Material provided »
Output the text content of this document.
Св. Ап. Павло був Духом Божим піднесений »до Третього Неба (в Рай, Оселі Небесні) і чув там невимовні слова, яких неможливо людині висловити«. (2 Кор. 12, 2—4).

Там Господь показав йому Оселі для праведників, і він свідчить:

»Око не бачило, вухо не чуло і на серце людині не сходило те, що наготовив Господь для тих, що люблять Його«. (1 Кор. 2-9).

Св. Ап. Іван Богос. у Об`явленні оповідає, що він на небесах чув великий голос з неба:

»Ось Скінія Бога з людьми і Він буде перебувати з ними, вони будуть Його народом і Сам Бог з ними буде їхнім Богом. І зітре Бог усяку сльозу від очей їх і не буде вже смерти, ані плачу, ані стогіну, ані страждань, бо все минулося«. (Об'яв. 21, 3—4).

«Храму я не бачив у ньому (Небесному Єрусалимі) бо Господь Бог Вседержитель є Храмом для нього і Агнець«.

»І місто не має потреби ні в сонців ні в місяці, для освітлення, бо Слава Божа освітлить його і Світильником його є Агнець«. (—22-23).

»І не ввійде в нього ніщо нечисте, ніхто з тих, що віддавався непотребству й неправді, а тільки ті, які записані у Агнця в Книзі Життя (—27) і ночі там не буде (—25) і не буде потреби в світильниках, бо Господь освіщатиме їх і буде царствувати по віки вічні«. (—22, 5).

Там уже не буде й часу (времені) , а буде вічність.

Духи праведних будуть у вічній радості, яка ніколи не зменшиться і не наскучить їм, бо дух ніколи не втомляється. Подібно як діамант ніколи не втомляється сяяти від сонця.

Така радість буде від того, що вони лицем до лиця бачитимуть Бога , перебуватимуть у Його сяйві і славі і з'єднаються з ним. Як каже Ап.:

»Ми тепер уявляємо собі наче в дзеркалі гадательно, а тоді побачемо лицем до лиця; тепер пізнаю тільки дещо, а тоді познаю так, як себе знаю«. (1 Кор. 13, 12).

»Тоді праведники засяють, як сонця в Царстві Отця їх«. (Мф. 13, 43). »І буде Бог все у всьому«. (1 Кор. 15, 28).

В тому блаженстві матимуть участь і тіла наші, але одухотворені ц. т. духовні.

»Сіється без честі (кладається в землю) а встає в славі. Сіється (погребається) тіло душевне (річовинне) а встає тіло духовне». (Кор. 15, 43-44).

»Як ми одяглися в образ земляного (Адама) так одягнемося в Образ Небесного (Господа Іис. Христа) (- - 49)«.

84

---

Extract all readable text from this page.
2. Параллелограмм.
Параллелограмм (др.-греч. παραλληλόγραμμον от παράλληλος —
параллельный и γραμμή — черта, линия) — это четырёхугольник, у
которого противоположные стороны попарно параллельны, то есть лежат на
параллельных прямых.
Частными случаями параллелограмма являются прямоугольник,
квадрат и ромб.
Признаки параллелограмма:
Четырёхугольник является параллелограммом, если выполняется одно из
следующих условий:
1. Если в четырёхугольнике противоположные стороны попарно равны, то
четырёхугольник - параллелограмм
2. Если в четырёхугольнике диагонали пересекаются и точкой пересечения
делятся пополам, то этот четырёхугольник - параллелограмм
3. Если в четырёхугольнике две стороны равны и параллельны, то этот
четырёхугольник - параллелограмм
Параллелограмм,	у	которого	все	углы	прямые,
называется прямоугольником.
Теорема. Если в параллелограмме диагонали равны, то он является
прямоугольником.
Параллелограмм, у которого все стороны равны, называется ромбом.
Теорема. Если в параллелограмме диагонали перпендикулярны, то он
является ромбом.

Short exercise » Show every line from the listing above in which the string "попарно" appears.

Solution »
которого противоположные стороны попарно параллельны, то есть лежат на
1. Если в четырёхугольнике противоположные стороны попарно равны, то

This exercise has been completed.